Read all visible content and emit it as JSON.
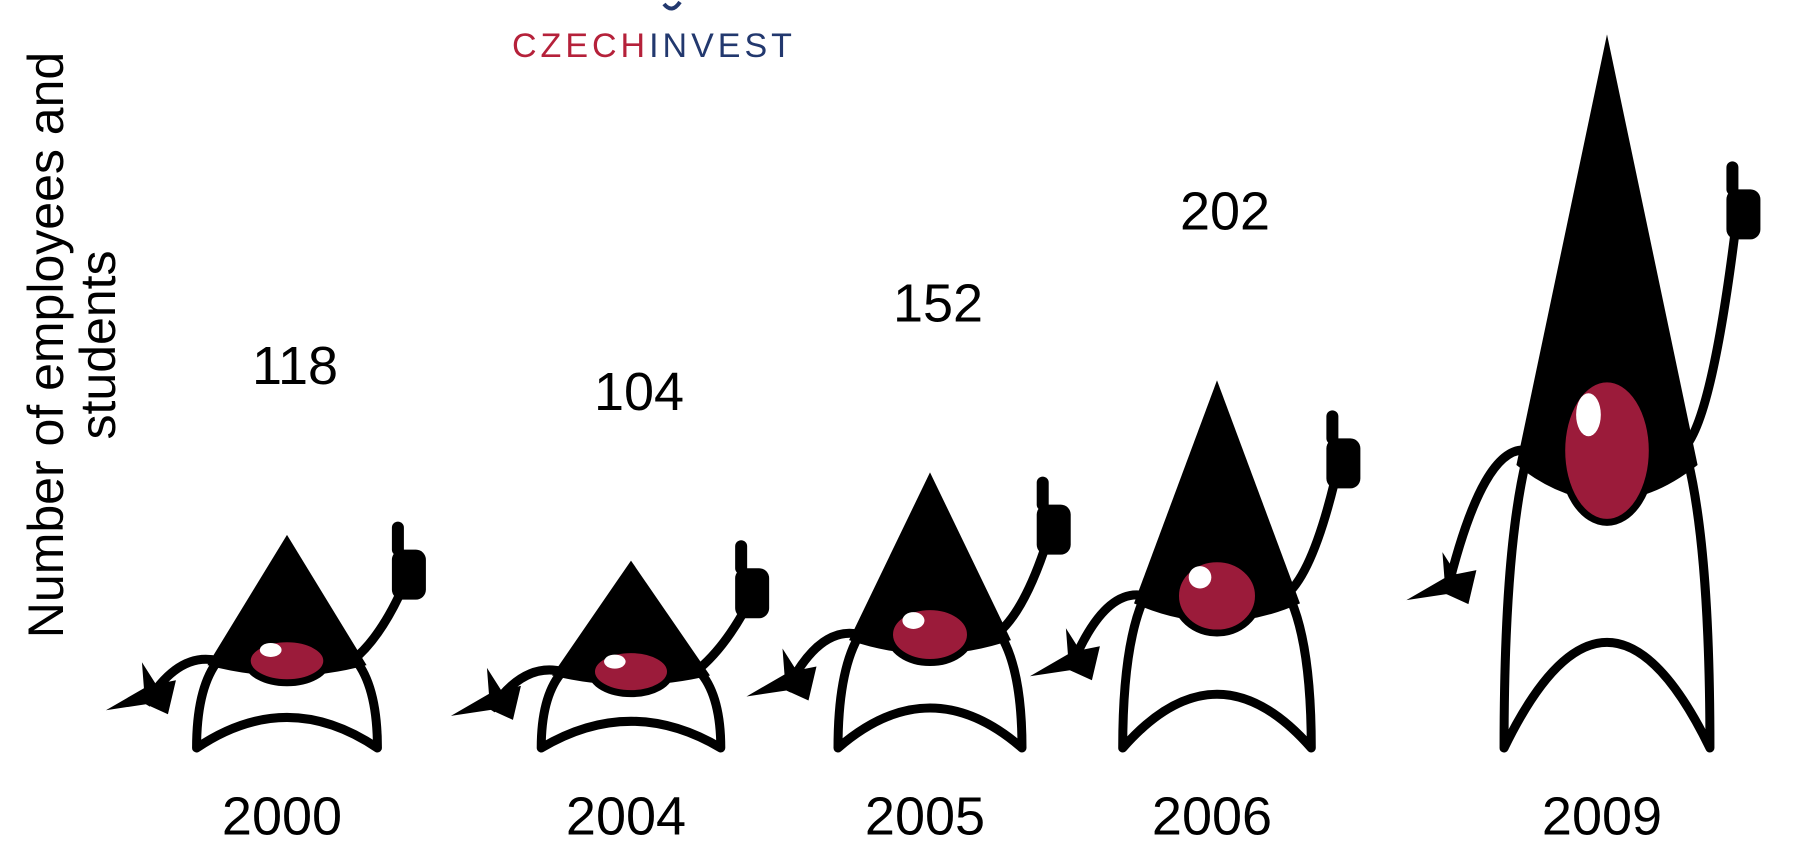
{
  "chart_data": {
    "type": "pictograph",
    "y_label": [
      "Number of employees and",
      "students"
    ],
    "logo": [
      {
        "text": "CZECH",
        "color": "#b5213a"
      },
      {
        "text": "INVEST",
        "color": "#22386e"
      }
    ],
    "categories": [
      "2000",
      "2004",
      "2005",
      "2006",
      "2009"
    ],
    "values": [
      118,
      104,
      152,
      202,
      390
    ],
    "value_labels": [
      "118",
      "104",
      "152",
      "202",
      null
    ],
    "body_color": "#ffffff",
    "head_color": "#000000",
    "nose_color": "#9b1b3a"
  }
}
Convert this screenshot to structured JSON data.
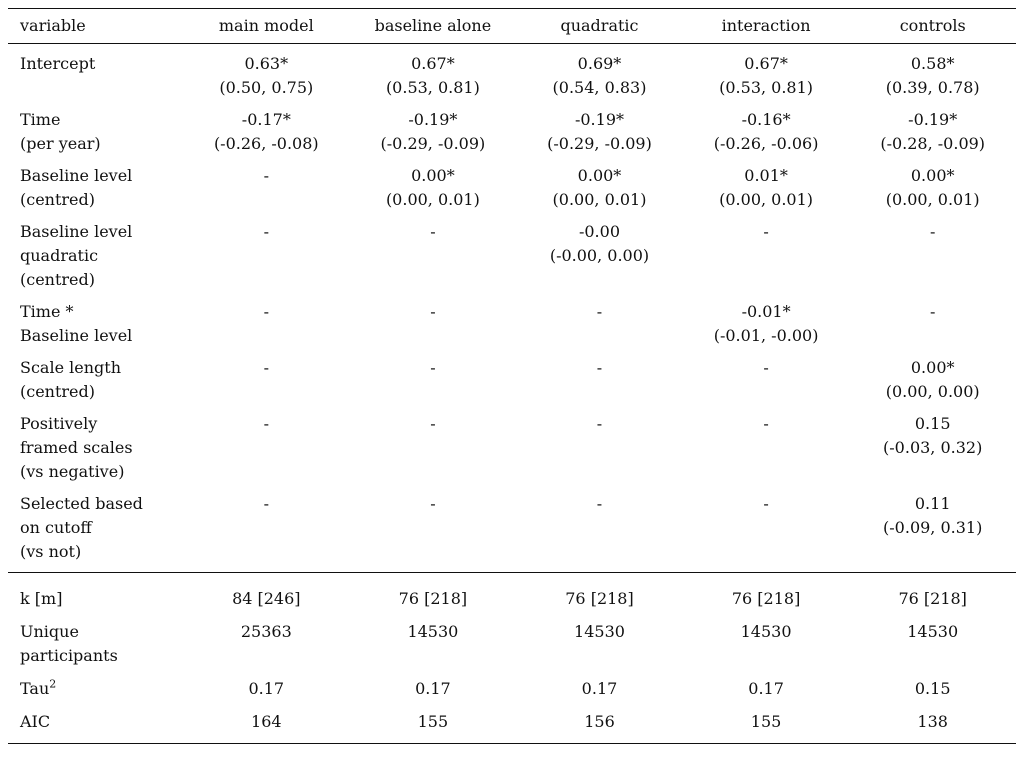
{
  "header": [
    "variable",
    "main model",
    "baseline alone",
    "quadratic",
    "interaction",
    "controls"
  ],
  "coefficients": [
    {
      "label": [
        "Intercept"
      ],
      "cells": [
        [
          "0.63*",
          "(0.50, 0.75)"
        ],
        [
          "0.67*",
          "(0.53, 0.81)"
        ],
        [
          "0.69*",
          "(0.54, 0.83)"
        ],
        [
          "0.67*",
          "(0.53, 0.81)"
        ],
        [
          "0.58*",
          "(0.39, 0.78)"
        ]
      ]
    },
    {
      "label": [
        "Time",
        "(per year)"
      ],
      "cells": [
        [
          "-0.17*",
          "(-0.26, -0.08)"
        ],
        [
          "-0.19*",
          "(-0.29, -0.09)"
        ],
        [
          "-0.19*",
          "(-0.29, -0.09)"
        ],
        [
          "-0.16*",
          "(-0.26, -0.06)"
        ],
        [
          "-0.19*",
          "(-0.28, -0.09)"
        ]
      ]
    },
    {
      "label": [
        "Baseline level",
        "(centred)"
      ],
      "cells": [
        [
          "-"
        ],
        [
          "0.00*",
          "(0.00, 0.01)"
        ],
        [
          "0.00*",
          "(0.00, 0.01)"
        ],
        [
          "0.01*",
          "(0.00, 0.01)"
        ],
        [
          "0.00*",
          "(0.00, 0.01)"
        ]
      ]
    },
    {
      "label": [
        "Baseline level",
        "quadratic",
        "(centred)"
      ],
      "cells": [
        [
          "-"
        ],
        [
          "-"
        ],
        [
          "-0.00",
          "(-0.00, 0.00)"
        ],
        [
          "-"
        ],
        [
          "-"
        ]
      ]
    },
    {
      "label": [
        "Time *",
        "Baseline level"
      ],
      "cells": [
        [
          "-"
        ],
        [
          "-"
        ],
        [
          "-"
        ],
        [
          "-0.01*",
          "(-0.01, -0.00)"
        ],
        [
          "-"
        ]
      ]
    },
    {
      "label": [
        "Scale length",
        "(centred)"
      ],
      "cells": [
        [
          "-"
        ],
        [
          "-"
        ],
        [
          "-"
        ],
        [
          "-"
        ],
        [
          "0.00*",
          "(0.00, 0.00)"
        ]
      ]
    },
    {
      "label": [
        "Positively",
        "framed scales",
        "(vs negative)"
      ],
      "cells": [
        [
          "-"
        ],
        [
          "-"
        ],
        [
          "-"
        ],
        [
          "-"
        ],
        [
          "0.15",
          "(-0.03, 0.32)"
        ]
      ]
    },
    {
      "label": [
        "Selected based",
        "on cutoff",
        "(vs not)"
      ],
      "cells": [
        [
          "-"
        ],
        [
          "-"
        ],
        [
          "-"
        ],
        [
          "-"
        ],
        [
          "0.11",
          "(-0.09, 0.31)"
        ]
      ]
    }
  ],
  "fit": [
    {
      "label": [
        "k [m]"
      ],
      "values": [
        "84 [246]",
        "76 [218]",
        "76 [218]",
        "76 [218]",
        "76 [218]"
      ]
    },
    {
      "label": [
        "Unique",
        "participants"
      ],
      "values": [
        "25363",
        "14530",
        "14530",
        "14530",
        "14530"
      ]
    },
    {
      "label": [
        "Tau"
      ],
      "sup": "2",
      "values": [
        "0.17",
        "0.17",
        "0.17",
        "0.17",
        "0.15"
      ]
    },
    {
      "label": [
        "AIC"
      ],
      "values": [
        "164",
        "155",
        "156",
        "155",
        "138"
      ]
    }
  ]
}
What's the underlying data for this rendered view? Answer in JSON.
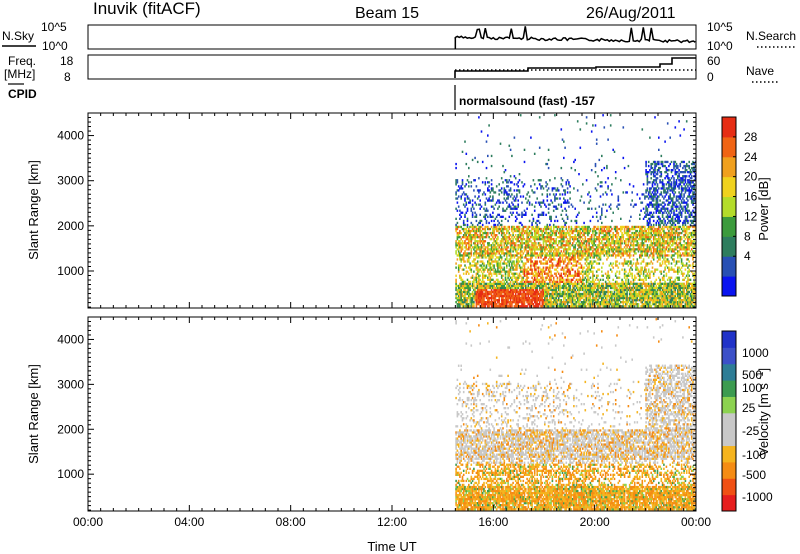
{
  "header": {
    "station": "Inuvik (fitACF)",
    "beam": "Beam 15",
    "date": "26/Aug/2011"
  },
  "noise_panel": {
    "left_label": "N.Sky",
    "left_ticks": [
      "10^5",
      "10^0"
    ],
    "right_label": "N.Search",
    "right_ticks": [
      "10^5",
      "10^0"
    ]
  },
  "freq_panel": {
    "left_label_line1": "Freq.",
    "left_label_line2": "[MHz]",
    "left_ticks": [
      "18",
      "8"
    ],
    "right_label": "Nave",
    "right_ticks": [
      "60",
      "0"
    ]
  },
  "cpid": {
    "label": "CPID",
    "mode": "normalsound (fast) -157"
  },
  "x_axis": {
    "label": "Time UT",
    "ticks": [
      "00:00",
      "04:00",
      "08:00",
      "12:00",
      "16:00",
      "20:00",
      "00:00"
    ]
  },
  "colors": {
    "power_scale": [
      "#0a14f0",
      "#2850b4",
      "#2e7d5e",
      "#3c9b3c",
      "#b4dc2a",
      "#f0d21e",
      "#f0a01e",
      "#f06414",
      "#e62d14"
    ],
    "velocity_scale": [
      "#e61e1e",
      "#f05014",
      "#f58c14",
      "#f5b41e",
      "#c8c8c8",
      "#c8c8c8",
      "#8cd250",
      "#3c9b50",
      "#2e7d96",
      "#3c50c8",
      "#2032c8"
    ]
  },
  "chart_data": [
    {
      "type": "heatmap",
      "title": "",
      "xlabel": "",
      "ylabel": "Slant Range [km]",
      "xlim": [
        "00:00",
        "24:00"
      ],
      "ylim": [
        180,
        4500
      ],
      "yticks": [
        "1000",
        "2000",
        "3000",
        "4000"
      ],
      "colorbar": {
        "label": "Power [dB]",
        "ticks": [
          "4",
          "8",
          "12",
          "16",
          "20",
          "24",
          "28"
        ]
      },
      "data_start": "14:30",
      "data_end": "24:00",
      "echo_regions": [
        {
          "t_start": "14:30",
          "t_end": "24:00",
          "range_km": [
            200,
            700
          ],
          "level_db": "12-28"
        },
        {
          "t_start": "14:30",
          "t_end": "24:00",
          "range_km": [
            1300,
            2000
          ],
          "level_db": "12-28"
        },
        {
          "t_start": "14:30",
          "t_end": "19:00",
          "range_km": [
            2000,
            3000
          ],
          "level_db": "4-12"
        },
        {
          "t_start": "22:00",
          "t_end": "24:00",
          "range_km": [
            2400,
            3300
          ],
          "level_db": "4-12"
        }
      ]
    },
    {
      "type": "heatmap",
      "title": "",
      "xlabel": "Time UT",
      "ylabel": "Slant Range [km]",
      "xlim": [
        "00:00",
        "24:00"
      ],
      "ylim": [
        180,
        4500
      ],
      "yticks": [
        "1000",
        "2000",
        "3000",
        "4000"
      ],
      "colorbar": {
        "label": "Velocity [m s^-1]",
        "ticks": [
          "1000",
          "500",
          "100",
          "25",
          "-25",
          "-100",
          "-500",
          "-1000"
        ]
      },
      "data_start": "14:30",
      "data_end": "24:00",
      "echo_regions": [
        {
          "t_start": "14:30",
          "t_end": "24:00",
          "range_km": [
            200,
            1200
          ],
          "velocity": "-500 to -100"
        },
        {
          "t_start": "14:30",
          "t_end": "24:00",
          "range_km": [
            1300,
            2000
          ],
          "velocity": "-25 to 25"
        },
        {
          "t_start": "22:00",
          "t_end": "24:00",
          "range_km": [
            2200,
            3300
          ],
          "velocity": "-25 to 25"
        }
      ]
    }
  ]
}
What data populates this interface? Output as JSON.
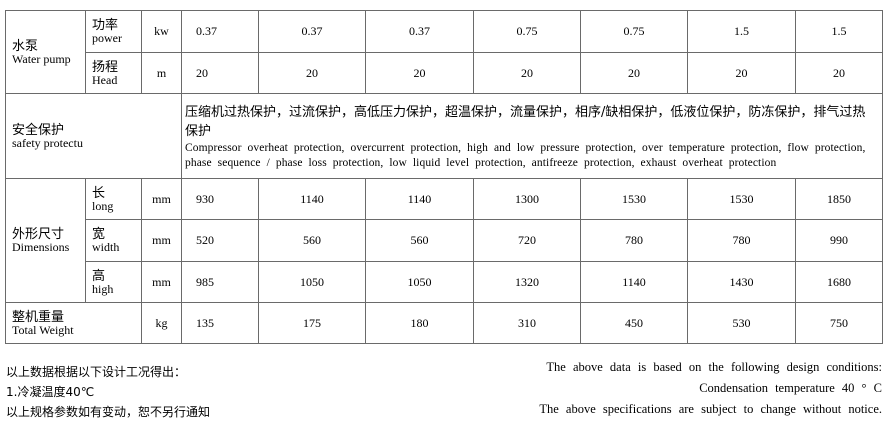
{
  "water_pump": {
    "label_zh": "水泵",
    "label_en": "Water  pump",
    "power": {
      "label_zh": "功率",
      "label_en": "power",
      "unit": "kw",
      "values": [
        "0.37",
        "0.37",
        "0.37",
        "0.75",
        "0.75",
        "1.5",
        "1.5"
      ]
    },
    "head": {
      "label_zh": "扬程",
      "label_en": "Head",
      "unit": "m",
      "values": [
        "20",
        "20",
        "20",
        "20",
        "20",
        "20",
        "20"
      ]
    }
  },
  "safety": {
    "label_zh": "安全保护",
    "label_en": "safety  protectu",
    "text_zh": "压缩机过热保护，过流保护，高低压力保护，超温保护，流量保护，相序/缺相保护，低液位保护，防冻保护，排气过热保护",
    "text_en": "Compressor  overheat  protection,  overcurrent  protection,  high and low pressure  protection,  over temperature   protection,  flow  protection,  phase sequence  / phase loss protection,  low liquid level protection,  antifreeze  protection,  exhaust  overheat  protection"
  },
  "dimensions": {
    "label_zh": "外形尺寸",
    "label_en": "Dimensions",
    "rows": [
      {
        "label_zh": "长",
        "label_en": "long",
        "unit": "mm",
        "values": [
          "930",
          "1140",
          "1140",
          "1300",
          "1530",
          "1530",
          "1850"
        ]
      },
      {
        "label_zh": "宽",
        "label_en": "width",
        "unit": "mm",
        "values": [
          "520",
          "560",
          "560",
          "720",
          "780",
          "780",
          "990"
        ]
      },
      {
        "label_zh": "高",
        "label_en": "high",
        "unit": "mm",
        "values": [
          "985",
          "1050",
          "1050",
          "1320",
          "1140",
          "1430",
          "1680"
        ]
      }
    ]
  },
  "weight": {
    "label_zh": "整机重量",
    "label_en": "Total  Weight",
    "unit": "kg",
    "values": [
      "135",
      "175",
      "180",
      "310",
      "450",
      "530",
      "750"
    ]
  },
  "notes_zh": [
    "以上数据根据以下设计工况得出：",
    "1.冷凝温度40℃",
    "以上规格参数如有变动，恕不另行通知"
  ],
  "notes_en": [
    "The above  data  is based  on the  following  design  conditions:",
    "Condensation    temperature    40 ° C",
    "The above  specifications  are subject  to change  without notice."
  ]
}
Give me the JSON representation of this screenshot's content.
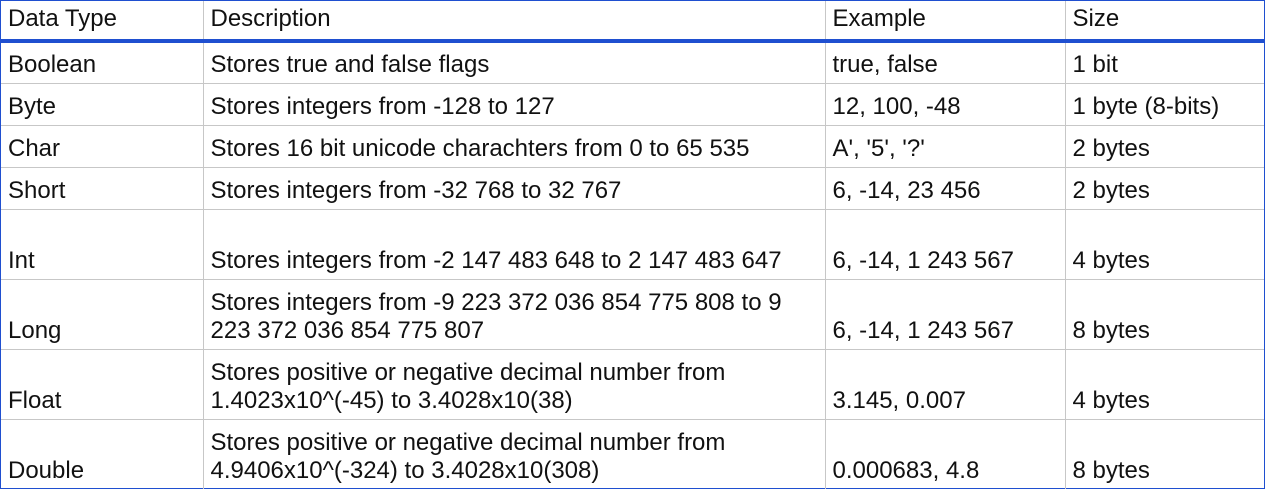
{
  "table": {
    "headers": [
      "Data Type",
      "Description",
      "Example",
      "Size"
    ],
    "rows": [
      {
        "type": "Boolean",
        "description": "Stores true and false flags",
        "example": "true, false",
        "size": "1 bit"
      },
      {
        "type": "Byte",
        "description": "Stores integers from -128 to 127",
        "example": "12, 100, -48",
        "size": "1 byte (8-bits)"
      },
      {
        "type": "Char",
        "description": "Stores 16 bit unicode charachters from 0 to 65 535",
        "example": "A', '5', '?'",
        "size": "2 bytes"
      },
      {
        "type": "Short",
        "description": "Stores integers from -32 768 to 32 767",
        "example": "6, -14, 23 456",
        "size": "2 bytes"
      },
      {
        "type": "Int",
        "description": "Stores integers from -2 147 483 648 to 2 147 483 647",
        "example": "6, -14, 1 243 567",
        "size": "4 bytes"
      },
      {
        "type": "Long",
        "description": "Stores integers from -9 223 372 036 854 775 808 to 9 223 372 036 854 775 807",
        "example": "6, -14, 1 243 567",
        "size": "8 bytes"
      },
      {
        "type": "Float",
        "description": "Stores positive or negative decimal number from 1.4023x10^(-45) to 3.4028x10(38)",
        "example": "3.145, 0.007",
        "size": "4 bytes"
      },
      {
        "type": "Double",
        "description": "Stores positive or negative decimal number from 4.9406x10^(-324) to 3.4028x10(308)",
        "example": "0.000683, 4.8",
        "size": "8 bytes"
      }
    ]
  },
  "colors": {
    "accent": "#1f4fd0",
    "grid": "#c7c7c7",
    "text": "#111111"
  }
}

# # # # #

OBJECTIVE:
Work out the number of lines above that include the string "What" and write only that number.

REPLY TO THE TASK:
2